__What is expected__. Using the records below, please work out how many lines contain "grams"; answer with the number alone.

__Working data__.
========================================================================

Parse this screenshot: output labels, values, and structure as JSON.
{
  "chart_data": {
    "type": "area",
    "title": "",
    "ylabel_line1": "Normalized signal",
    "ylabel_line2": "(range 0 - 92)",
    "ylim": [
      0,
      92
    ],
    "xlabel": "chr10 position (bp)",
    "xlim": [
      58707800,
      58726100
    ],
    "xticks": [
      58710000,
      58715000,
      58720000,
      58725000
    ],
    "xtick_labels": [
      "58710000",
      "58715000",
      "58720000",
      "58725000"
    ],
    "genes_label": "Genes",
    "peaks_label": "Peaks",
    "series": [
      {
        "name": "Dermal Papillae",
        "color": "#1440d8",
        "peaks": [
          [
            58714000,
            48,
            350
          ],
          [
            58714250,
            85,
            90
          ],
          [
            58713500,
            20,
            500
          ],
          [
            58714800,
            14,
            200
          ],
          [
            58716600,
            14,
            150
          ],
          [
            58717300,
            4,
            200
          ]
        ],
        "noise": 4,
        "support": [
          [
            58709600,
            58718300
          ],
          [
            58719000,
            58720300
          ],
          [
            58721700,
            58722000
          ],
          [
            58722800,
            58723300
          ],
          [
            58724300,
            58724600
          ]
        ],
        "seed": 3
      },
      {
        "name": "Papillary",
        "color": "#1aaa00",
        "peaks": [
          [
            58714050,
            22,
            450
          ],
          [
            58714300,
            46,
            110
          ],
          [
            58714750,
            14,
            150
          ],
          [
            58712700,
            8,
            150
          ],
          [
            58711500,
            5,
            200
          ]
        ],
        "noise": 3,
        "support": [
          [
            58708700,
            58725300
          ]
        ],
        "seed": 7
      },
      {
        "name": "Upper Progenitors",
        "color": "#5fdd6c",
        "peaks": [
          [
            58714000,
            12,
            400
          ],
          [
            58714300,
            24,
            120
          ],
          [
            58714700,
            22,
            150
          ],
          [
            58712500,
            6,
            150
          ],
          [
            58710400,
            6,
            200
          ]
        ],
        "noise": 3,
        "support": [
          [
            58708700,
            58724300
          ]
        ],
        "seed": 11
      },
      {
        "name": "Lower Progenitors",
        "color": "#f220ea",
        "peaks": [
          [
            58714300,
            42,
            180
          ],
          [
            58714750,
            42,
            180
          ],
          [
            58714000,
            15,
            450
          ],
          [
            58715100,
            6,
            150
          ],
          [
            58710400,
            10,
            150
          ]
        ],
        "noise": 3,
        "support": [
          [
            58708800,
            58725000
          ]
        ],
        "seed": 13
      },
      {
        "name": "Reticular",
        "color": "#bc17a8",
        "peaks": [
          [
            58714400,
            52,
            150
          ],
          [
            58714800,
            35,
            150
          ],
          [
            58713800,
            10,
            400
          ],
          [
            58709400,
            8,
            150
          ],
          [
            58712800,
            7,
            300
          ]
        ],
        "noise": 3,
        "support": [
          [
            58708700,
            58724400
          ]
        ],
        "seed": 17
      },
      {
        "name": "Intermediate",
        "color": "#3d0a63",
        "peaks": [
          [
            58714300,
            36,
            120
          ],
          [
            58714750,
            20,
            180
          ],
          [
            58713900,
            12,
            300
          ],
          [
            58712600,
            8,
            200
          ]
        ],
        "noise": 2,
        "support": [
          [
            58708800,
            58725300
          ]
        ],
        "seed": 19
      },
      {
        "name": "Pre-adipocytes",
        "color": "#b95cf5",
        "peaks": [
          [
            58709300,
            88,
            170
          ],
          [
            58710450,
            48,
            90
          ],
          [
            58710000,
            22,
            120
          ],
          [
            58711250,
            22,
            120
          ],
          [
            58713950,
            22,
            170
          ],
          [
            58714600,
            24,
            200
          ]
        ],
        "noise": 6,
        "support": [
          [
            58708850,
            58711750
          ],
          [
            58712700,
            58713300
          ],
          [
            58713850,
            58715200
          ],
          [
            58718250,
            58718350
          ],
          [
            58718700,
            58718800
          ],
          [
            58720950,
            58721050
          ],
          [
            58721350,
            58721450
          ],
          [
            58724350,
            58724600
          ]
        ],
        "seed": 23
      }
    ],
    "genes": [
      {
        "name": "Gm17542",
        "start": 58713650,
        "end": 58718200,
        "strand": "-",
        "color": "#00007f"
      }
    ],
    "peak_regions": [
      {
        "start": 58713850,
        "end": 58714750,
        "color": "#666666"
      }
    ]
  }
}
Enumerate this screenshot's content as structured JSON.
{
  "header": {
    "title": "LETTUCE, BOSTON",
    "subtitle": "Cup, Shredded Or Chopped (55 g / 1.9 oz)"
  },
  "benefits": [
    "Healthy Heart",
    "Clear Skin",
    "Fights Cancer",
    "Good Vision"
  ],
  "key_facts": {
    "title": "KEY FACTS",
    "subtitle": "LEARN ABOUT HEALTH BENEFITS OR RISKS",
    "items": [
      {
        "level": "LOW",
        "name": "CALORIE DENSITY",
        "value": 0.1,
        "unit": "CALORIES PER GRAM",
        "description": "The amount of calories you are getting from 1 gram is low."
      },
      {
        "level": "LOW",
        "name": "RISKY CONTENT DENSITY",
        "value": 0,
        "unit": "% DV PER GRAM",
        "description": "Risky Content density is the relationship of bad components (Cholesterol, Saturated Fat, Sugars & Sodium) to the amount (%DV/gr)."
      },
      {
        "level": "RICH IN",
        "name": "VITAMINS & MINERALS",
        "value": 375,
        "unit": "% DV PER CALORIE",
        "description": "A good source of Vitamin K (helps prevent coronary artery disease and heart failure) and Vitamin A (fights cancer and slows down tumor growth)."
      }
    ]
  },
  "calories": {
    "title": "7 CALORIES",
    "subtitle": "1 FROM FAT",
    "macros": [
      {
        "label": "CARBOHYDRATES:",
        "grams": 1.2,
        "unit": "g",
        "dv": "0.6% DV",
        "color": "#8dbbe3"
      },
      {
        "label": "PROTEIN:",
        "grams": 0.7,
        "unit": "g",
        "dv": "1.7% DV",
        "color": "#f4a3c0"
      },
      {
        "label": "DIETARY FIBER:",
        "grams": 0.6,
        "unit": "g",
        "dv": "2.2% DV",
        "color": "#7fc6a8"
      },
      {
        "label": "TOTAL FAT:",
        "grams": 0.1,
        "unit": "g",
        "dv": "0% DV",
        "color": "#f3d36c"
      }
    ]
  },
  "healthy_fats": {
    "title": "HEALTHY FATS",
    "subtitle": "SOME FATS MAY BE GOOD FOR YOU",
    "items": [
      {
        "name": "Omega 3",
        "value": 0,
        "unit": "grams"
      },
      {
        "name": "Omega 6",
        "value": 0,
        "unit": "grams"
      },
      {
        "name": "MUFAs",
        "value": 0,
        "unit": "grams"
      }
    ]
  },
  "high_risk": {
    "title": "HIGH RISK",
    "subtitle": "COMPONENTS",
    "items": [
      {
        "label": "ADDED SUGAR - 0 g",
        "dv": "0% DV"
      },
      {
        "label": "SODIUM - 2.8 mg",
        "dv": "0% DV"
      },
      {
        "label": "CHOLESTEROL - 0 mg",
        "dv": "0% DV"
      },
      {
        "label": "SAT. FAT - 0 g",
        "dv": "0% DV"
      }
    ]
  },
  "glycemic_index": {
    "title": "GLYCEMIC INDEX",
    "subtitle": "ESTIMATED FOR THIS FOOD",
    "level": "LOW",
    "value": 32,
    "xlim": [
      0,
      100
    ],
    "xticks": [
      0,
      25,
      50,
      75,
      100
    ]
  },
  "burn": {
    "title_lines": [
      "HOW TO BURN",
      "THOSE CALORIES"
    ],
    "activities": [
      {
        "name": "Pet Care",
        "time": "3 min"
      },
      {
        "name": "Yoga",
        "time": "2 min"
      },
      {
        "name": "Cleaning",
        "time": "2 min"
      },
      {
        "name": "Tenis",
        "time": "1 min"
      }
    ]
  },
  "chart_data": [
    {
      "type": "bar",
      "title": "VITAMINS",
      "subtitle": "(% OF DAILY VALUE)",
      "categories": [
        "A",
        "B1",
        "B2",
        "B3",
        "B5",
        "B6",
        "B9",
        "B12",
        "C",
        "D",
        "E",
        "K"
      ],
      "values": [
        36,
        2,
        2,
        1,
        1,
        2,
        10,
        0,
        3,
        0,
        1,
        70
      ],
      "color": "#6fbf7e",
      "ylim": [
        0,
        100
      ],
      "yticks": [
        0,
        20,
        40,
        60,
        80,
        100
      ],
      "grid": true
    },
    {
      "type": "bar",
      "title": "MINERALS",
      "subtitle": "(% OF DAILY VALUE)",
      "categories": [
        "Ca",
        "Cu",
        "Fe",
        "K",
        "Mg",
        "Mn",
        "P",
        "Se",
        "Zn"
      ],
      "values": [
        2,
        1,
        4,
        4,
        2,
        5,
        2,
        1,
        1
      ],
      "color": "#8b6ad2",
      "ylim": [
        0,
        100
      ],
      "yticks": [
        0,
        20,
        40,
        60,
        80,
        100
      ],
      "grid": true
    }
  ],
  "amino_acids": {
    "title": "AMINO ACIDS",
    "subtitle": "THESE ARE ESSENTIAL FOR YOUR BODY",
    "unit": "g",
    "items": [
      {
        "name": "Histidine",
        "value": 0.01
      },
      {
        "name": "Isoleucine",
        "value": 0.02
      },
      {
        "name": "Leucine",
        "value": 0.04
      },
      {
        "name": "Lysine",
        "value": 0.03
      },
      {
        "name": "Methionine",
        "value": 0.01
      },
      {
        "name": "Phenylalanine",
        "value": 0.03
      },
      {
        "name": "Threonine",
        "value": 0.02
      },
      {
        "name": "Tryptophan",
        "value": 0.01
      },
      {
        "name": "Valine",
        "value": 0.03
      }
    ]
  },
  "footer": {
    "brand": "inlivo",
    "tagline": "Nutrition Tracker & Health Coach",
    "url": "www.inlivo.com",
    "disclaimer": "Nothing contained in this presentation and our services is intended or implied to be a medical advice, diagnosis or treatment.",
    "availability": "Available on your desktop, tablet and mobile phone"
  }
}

========================================================================

__The completed task__. 7